» **Work instructions**: Will you give every entry again exactly as it stands?
----------------
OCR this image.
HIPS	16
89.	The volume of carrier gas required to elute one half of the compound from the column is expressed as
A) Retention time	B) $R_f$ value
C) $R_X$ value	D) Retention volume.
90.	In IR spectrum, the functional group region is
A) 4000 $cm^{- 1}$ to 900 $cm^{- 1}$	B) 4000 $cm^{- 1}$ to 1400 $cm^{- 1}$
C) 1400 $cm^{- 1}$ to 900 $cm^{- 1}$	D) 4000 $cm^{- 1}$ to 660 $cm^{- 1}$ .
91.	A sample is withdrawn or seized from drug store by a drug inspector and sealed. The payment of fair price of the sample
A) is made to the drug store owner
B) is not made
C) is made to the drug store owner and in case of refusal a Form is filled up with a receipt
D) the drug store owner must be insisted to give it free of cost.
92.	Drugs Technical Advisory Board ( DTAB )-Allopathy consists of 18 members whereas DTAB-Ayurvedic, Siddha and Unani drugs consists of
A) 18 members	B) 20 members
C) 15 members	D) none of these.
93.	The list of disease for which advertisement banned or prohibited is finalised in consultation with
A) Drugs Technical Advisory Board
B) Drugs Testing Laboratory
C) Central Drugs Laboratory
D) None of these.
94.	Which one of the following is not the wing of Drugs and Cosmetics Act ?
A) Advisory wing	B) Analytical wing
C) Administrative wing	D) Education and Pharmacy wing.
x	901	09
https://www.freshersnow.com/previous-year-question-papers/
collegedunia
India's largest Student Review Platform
----------------
» **Response to the exercise**:
OCR this image.
HIPS	16
89.	The volume of carrier gas required to elute one half of the compound from the column is expressed as
A) Retention time	B) $R_f$ value
C) $R_X$ value	D) Retention volume.
90.	In IR spectrum, the functional group region is
A) 4000 $cm^{- 1}$ to 900 $cm^{- 1}$	B) 4000 $cm^{- 1}$ to 1400 $cm^{- 1}$
C) 1400 $cm^{- 1}$ to 900 $cm^{- 1}$	D) 4000 $cm^{- 1}$ to 660 $cm^{- 1}$ .
91.	A sample is withdrawn or seized from drug store by a drug inspector and sealed. The payment of fair price of the sample
A) is made to the drug store owner
B) is not made
C) is made to the drug store owner and in case of refusal a Form is filled up with a receipt
D) the drug store owner must be insisted to give it free of cost.
92.	Drugs Technical Advisory Board ( DTAB )-Allopathy consists of 18 members whereas DTAB-Ayurvedic, Siddha and Unani drugs consists of
A) 18 members	B) 20 members
C) 15 members	D) none of these.
93.	The list of disease for which advertisement banned or prohibited is finalised in consultation with
A) Drugs Technical Advisory Board
B) Drugs Testing Laboratory
C) Central Drugs Laboratory
D) None of these.
94.	Which one of the following is not the wing of Drugs and Cosmetics Act ?
A) Advisory wing	B) Analytical wing
C) Administrative wing	D) Education and Pharmacy wing.
x	901	09
https://www.freshersnow.com/previous-year-question-papers/
collegedunia
India's largest Student Review Platform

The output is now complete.